_Written task_. Copy each entry as it stands, leaving nothing out.
————————
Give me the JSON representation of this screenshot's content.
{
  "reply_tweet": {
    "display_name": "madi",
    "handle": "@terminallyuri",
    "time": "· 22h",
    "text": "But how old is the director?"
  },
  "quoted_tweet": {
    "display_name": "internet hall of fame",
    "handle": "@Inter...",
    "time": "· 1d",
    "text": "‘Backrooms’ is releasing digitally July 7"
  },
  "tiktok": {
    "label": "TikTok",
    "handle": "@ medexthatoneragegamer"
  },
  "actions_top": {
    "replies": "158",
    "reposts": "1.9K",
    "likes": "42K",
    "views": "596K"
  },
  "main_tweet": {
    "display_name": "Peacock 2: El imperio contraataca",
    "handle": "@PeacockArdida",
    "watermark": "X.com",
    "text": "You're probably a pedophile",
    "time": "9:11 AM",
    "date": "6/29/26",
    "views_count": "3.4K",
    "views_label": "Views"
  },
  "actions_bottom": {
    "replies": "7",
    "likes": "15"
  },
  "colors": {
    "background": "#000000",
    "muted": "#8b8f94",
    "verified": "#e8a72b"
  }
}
————————
_Task output_.
Give me the JSON representation of this screenshot's content.
{
  "reply_tweet": {
    "display_name": "madi",
    "handle": "@terminallyuri",
    "time": "· 22h",
    "text": "But how old is the director?"
  },
  "quoted_tweet": {
    "display_name": "internet hall of fame",
    "handle": "@Inter...",
    "time": "· 1d",
    "text": "‘Backrooms’ is releasing digitally July 7"
  },
  "tiktok": {
    "label": "TikTok",
    "handle": "@ medexthatoneragegamer"
  },
  "actions_top": {
    "replies": "158",
    "reposts": "1.9K",
    "likes": "42K",
    "views": "596K"
  },
  "main_tweet": {
    "display_name": "Peacock 2: El imperio contraataca",
    "handle": "@PeacockArdida",
    "watermark": "X.com",
    "text": "You're probably a pedophile",
    "time": "9:11 AM",
    "date": "6/29/26",
    "views_count": "3.4K",
    "views_label": "Views"
  },
  "actions_bottom": {
    "replies": "7",
    "likes": "15"
  },
  "colors": {
    "background": "#000000",
    "muted": "#8b8f94",
    "verified": "#e8a72b"
  }
}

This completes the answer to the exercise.